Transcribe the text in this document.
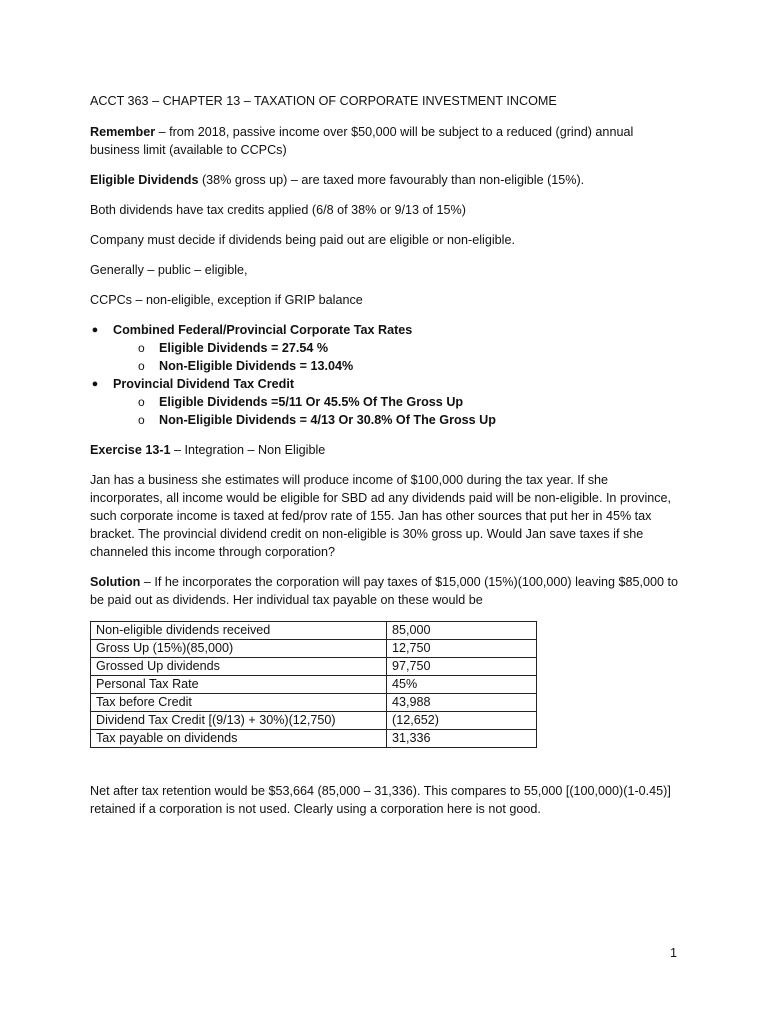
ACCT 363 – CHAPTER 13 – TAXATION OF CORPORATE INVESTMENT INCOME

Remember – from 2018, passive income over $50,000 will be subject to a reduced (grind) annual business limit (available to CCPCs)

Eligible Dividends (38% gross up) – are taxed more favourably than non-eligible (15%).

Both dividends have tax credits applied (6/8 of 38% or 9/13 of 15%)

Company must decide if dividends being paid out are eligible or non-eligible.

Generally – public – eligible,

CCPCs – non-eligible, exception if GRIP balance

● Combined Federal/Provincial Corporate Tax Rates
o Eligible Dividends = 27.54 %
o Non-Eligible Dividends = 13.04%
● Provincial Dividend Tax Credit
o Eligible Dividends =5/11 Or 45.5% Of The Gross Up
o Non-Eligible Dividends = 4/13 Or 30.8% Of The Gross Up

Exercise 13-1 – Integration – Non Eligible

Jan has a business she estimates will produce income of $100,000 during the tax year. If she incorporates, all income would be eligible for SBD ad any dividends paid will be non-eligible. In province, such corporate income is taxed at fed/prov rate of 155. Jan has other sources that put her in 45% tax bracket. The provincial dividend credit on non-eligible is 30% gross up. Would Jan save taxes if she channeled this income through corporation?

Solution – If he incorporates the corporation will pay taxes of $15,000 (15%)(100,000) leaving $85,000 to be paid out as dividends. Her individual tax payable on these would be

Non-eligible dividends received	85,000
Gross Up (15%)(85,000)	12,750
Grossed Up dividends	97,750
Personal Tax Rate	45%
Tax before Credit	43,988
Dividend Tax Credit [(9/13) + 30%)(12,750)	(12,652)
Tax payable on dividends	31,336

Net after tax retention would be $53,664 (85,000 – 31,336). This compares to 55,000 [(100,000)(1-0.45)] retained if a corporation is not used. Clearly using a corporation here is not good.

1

= = = =

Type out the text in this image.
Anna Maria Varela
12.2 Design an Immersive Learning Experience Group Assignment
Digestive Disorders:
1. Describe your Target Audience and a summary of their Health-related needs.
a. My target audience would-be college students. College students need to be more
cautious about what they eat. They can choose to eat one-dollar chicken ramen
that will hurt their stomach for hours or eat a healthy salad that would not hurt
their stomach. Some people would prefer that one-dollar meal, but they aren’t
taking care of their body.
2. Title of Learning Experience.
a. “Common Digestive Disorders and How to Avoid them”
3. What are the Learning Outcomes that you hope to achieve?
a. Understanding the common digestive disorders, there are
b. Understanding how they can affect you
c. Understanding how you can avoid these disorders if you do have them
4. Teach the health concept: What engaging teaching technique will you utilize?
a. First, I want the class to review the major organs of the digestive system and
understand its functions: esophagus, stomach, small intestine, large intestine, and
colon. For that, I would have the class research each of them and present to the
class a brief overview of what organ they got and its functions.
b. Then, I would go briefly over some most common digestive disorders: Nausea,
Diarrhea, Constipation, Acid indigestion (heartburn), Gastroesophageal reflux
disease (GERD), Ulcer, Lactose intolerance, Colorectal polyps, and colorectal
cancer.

= = = =

## Objective
Collect every line above that contains the word "text".

## Answer to this problem
Transcribe the text in this document.
Type out the text in this image.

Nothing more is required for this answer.